Directions for this task
Spot each line in the records below where the word "icon" occurs, then copy it.

Stored rows
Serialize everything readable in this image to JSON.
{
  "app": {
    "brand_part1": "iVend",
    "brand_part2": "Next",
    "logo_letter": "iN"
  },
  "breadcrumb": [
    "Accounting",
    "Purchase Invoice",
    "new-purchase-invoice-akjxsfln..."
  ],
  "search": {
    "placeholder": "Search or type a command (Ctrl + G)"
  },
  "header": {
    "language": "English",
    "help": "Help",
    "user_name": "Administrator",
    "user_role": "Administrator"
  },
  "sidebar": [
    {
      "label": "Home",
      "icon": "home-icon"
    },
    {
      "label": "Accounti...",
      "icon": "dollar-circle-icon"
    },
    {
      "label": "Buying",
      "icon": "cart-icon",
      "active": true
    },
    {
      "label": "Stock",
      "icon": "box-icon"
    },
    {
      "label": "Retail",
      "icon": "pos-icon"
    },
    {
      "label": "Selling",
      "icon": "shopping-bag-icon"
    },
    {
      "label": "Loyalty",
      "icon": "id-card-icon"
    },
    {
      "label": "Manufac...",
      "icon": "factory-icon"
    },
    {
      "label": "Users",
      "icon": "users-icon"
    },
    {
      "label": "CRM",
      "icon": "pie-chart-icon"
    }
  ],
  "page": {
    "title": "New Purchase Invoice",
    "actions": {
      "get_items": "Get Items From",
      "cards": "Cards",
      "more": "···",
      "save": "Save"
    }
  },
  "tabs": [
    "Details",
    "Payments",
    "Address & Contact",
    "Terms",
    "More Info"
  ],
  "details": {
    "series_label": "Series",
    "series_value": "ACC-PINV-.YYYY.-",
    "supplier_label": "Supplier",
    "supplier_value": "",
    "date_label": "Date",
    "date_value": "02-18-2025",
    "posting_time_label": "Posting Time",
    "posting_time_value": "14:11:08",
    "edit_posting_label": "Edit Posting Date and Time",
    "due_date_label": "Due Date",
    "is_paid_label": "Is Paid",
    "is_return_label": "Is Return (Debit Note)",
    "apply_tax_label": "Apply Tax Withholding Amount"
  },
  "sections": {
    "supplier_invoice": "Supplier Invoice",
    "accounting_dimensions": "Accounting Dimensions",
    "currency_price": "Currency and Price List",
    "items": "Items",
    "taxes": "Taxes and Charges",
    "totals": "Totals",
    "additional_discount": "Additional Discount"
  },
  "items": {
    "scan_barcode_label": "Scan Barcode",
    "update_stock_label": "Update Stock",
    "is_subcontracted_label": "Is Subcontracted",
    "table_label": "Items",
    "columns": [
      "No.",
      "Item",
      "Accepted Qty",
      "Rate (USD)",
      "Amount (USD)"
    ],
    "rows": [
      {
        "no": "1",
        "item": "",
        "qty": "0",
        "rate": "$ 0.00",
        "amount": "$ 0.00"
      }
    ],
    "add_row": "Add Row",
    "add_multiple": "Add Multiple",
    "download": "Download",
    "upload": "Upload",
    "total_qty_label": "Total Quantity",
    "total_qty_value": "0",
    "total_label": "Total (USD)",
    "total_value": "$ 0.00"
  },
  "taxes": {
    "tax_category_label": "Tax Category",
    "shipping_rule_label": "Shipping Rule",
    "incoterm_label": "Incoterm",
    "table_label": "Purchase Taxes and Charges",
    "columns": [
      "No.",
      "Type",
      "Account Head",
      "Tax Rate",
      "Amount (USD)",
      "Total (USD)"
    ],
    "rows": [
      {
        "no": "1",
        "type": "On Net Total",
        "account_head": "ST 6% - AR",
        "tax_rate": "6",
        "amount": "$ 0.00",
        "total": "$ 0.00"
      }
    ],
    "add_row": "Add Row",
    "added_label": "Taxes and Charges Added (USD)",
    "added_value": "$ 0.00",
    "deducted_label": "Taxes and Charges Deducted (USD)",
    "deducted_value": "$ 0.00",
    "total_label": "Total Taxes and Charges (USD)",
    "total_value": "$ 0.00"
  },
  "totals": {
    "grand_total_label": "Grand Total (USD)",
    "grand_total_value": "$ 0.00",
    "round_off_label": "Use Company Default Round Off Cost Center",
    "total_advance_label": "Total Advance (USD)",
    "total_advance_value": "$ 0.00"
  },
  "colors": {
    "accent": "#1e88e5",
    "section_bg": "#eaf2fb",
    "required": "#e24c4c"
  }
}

Answer to this task
      "icon": "home-icon"
      "icon": "dollar-circle-icon"
      "icon": "cart-icon",
      "icon": "box-icon"
      "icon": "pos-icon"
      "icon": "shopping-bag-icon"
      "icon": "id-card-icon"
      "icon": "factory-icon"
      "icon": "users-icon"
      "icon": "pie-chart-icon"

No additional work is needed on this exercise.